Figure data in JSON
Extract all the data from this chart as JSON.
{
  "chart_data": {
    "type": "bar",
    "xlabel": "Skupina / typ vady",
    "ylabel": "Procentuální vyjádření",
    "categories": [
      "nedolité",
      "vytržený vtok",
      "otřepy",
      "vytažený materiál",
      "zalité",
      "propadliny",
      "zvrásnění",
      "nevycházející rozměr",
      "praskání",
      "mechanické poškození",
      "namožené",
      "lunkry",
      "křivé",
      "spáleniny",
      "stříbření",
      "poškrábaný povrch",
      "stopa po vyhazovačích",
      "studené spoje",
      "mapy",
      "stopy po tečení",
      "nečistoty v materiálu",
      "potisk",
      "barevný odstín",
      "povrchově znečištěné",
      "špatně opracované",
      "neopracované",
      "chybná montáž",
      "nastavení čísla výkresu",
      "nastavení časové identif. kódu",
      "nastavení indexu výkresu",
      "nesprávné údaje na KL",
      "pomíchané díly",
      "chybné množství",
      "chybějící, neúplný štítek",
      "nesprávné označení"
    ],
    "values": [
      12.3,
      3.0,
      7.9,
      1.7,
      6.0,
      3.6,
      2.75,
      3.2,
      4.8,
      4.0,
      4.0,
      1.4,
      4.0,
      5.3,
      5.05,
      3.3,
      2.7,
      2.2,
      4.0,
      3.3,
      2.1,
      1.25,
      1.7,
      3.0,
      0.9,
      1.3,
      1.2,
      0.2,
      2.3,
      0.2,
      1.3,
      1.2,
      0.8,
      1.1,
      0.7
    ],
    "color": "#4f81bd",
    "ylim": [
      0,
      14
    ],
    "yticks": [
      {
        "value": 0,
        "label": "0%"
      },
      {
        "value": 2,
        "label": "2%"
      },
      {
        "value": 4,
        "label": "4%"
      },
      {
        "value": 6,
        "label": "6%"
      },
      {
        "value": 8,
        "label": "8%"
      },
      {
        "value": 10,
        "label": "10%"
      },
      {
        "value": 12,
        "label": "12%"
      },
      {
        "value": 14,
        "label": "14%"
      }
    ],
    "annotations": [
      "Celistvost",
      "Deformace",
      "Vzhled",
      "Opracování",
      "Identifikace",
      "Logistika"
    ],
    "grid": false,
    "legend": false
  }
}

== Short problem ==
Return every line exactly.

== Solved exercise ==
Extract all the data from this chart as JSON.
{
  "chart_data": {
    "type": "bar",
    "xlabel": "Skupina / typ vady",
    "ylabel": "Procentuální vyjádření",
    "categories": [
      "nedolité",
      "vytržený vtok",
      "otřepy",
      "vytažený materiál",
      "zalité",
      "propadliny",
      "zvrásnění",
      "nevycházející rozměr",
      "praskání",
      "mechanické poškození",
      "namožené",
      "lunkry",
      "křivé",
      "spáleniny",
      "stříbření",
      "poškrábaný povrch",
      "stopa po vyhazovačích",
      "studené spoje",
      "mapy",
      "stopy po tečení",
      "nečistoty v materiálu",
      "potisk",
      "barevný odstín",
      "povrchově znečištěné",
      "špatně opracované",
      "neopracované",
      "chybná montáž",
      "nastavení čísla výkresu",
      "nastavení časové identif. kódu",
      "nastavení indexu výkresu",
      "nesprávné údaje na KL",
      "pomíchané díly",
      "chybné množství",
      "chybějící, neúplný štítek",
      "nesprávné označení"
    ],
    "values": [
      12.3,
      3.0,
      7.9,
      1.7,
      6.0,
      3.6,
      2.75,
      3.2,
      4.8,
      4.0,
      4.0,
      1.4,
      4.0,
      5.3,
      5.05,
      3.3,
      2.7,
      2.2,
      4.0,
      3.3,
      2.1,
      1.25,
      1.7,
      3.0,
      0.9,
      1.3,
      1.2,
      0.2,
      2.3,
      0.2,
      1.3,
      1.2,
      0.8,
      1.1,
      0.7
    ],
    "color": "#4f81bd",
    "ylim": [
      0,
      14
    ],
    "yticks": [
      {
        "value": 0,
        "label": "0%"
      },
      {
        "value": 2,
        "label": "2%"
      },
      {
        "value": 4,
        "label": "4%"
      },
      {
        "value": 6,
        "label": "6%"
      },
      {
        "value": 8,
        "label": "8%"
      },
      {
        "value": 10,
        "label": "10%"
      },
      {
        "value": 12,
        "label": "12%"
      },
      {
        "value": 14,
        "label": "14%"
      }
    ],
    "annotations": [
      "Celistvost",
      "Deformace",
      "Vzhled",
      "Opracování",
      "Identifikace",
      "Logistika"
    ],
    "grid": false,
    "legend": false
  }
}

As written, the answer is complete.